• _Material provided_:
______
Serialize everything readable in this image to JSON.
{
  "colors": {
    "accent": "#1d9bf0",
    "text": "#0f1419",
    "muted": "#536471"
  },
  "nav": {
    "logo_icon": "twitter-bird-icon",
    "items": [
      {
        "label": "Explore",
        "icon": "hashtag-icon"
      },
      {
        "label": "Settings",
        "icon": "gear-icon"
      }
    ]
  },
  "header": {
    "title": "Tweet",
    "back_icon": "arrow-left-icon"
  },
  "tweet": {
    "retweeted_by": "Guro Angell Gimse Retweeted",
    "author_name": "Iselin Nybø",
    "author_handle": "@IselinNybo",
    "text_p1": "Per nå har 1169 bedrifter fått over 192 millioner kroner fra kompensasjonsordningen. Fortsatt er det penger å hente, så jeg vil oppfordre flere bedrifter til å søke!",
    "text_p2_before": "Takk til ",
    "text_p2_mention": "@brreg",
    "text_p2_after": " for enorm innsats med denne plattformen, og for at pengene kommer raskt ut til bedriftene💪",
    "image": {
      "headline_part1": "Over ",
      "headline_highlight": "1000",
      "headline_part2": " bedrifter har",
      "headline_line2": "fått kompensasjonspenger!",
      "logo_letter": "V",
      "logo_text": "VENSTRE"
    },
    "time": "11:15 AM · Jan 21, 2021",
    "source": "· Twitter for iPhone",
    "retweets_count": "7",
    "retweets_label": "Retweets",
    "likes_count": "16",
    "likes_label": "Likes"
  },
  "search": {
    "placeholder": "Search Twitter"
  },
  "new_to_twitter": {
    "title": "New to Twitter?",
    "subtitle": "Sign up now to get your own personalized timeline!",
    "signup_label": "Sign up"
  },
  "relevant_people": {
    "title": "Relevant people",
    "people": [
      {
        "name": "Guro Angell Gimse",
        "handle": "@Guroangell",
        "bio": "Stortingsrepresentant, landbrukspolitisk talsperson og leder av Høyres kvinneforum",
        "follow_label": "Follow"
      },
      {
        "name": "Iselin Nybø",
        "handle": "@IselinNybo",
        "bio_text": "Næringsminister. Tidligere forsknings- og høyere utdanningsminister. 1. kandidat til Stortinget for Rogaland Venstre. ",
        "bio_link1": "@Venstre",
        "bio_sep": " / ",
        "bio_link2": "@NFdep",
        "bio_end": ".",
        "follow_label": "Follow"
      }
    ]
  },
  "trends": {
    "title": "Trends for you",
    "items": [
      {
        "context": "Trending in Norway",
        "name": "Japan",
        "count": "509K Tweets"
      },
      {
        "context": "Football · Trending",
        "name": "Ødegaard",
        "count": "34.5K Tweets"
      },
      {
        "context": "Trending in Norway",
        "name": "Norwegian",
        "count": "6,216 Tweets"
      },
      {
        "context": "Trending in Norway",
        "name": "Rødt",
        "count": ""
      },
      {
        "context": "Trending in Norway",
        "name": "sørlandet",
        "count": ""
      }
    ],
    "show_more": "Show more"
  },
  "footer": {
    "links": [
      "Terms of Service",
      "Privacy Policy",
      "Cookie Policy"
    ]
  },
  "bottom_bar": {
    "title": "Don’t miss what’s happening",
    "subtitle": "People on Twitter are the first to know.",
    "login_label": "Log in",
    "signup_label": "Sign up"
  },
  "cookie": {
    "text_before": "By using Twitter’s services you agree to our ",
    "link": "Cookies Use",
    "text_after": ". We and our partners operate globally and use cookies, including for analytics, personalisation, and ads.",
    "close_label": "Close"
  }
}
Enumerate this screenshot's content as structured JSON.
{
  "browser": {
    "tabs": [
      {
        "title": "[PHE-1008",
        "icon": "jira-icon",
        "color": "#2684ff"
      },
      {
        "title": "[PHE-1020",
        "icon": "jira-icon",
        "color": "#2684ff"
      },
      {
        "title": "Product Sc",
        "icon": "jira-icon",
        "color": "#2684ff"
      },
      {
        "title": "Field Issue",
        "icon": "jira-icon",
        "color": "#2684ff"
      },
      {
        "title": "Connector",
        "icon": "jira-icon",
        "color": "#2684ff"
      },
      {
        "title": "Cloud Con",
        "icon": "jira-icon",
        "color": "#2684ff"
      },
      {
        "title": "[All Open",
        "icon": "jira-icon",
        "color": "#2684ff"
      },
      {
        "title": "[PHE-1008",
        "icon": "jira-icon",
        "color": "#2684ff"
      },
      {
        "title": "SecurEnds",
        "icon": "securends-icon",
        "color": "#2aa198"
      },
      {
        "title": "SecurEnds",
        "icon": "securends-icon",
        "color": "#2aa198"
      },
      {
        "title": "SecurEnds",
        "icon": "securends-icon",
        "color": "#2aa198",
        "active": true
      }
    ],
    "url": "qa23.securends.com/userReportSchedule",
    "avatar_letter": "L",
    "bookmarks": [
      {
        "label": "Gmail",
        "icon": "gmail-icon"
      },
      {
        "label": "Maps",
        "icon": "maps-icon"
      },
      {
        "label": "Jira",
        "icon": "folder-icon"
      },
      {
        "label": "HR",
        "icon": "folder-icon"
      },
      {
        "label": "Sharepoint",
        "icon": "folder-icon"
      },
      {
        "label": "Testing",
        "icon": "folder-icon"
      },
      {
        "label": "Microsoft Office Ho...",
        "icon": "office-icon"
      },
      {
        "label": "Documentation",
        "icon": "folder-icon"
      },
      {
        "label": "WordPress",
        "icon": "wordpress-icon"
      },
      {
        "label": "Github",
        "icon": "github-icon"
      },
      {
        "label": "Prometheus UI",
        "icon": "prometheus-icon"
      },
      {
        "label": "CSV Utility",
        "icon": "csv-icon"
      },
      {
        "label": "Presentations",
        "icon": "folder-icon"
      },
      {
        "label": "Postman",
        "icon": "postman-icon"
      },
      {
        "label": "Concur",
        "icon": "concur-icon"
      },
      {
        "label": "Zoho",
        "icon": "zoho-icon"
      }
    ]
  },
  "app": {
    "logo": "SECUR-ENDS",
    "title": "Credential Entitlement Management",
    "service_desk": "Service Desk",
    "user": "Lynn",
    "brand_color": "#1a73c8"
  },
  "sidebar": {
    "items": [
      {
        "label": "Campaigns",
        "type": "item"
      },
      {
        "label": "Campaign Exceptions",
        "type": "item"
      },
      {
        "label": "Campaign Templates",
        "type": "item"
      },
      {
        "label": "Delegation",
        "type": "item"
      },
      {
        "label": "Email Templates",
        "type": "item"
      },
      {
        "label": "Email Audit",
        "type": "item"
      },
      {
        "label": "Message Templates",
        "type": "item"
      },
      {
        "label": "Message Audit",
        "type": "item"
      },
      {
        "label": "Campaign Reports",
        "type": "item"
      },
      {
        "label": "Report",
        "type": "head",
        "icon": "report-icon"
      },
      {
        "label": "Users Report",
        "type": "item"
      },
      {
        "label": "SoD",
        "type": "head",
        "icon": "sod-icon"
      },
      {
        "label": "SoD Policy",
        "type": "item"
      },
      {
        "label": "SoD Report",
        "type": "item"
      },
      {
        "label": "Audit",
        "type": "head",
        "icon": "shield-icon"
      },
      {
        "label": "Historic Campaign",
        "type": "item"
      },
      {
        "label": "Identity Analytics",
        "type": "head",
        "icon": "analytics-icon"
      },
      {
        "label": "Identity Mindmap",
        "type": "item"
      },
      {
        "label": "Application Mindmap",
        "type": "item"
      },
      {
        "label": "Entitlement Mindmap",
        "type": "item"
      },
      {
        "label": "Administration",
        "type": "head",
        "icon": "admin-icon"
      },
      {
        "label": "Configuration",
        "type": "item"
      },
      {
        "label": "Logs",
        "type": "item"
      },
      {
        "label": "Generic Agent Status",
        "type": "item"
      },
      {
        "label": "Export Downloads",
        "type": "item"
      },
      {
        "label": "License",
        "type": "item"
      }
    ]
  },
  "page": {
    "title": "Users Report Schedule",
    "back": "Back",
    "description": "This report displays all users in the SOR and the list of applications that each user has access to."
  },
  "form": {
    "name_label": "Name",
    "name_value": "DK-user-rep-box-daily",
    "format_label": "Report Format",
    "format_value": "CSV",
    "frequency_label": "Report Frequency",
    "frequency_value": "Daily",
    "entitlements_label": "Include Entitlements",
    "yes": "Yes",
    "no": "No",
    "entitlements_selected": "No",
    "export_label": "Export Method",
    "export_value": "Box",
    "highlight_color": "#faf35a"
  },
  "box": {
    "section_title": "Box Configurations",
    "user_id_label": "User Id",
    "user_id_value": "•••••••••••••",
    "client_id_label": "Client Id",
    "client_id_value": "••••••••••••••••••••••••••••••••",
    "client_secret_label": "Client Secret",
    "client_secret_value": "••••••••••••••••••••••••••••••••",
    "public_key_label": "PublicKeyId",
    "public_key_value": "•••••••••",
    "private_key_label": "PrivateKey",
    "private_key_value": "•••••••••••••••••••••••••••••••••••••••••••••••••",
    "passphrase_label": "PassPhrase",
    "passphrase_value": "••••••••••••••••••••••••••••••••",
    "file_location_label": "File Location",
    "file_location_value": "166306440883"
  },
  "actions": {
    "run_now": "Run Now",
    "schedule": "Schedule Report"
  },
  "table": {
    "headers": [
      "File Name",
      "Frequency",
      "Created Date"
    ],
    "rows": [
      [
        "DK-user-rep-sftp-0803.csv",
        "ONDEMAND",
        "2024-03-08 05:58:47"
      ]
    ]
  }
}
______
Count every line in the data that contains the word "Mindmap", then give that count and nothing else.

3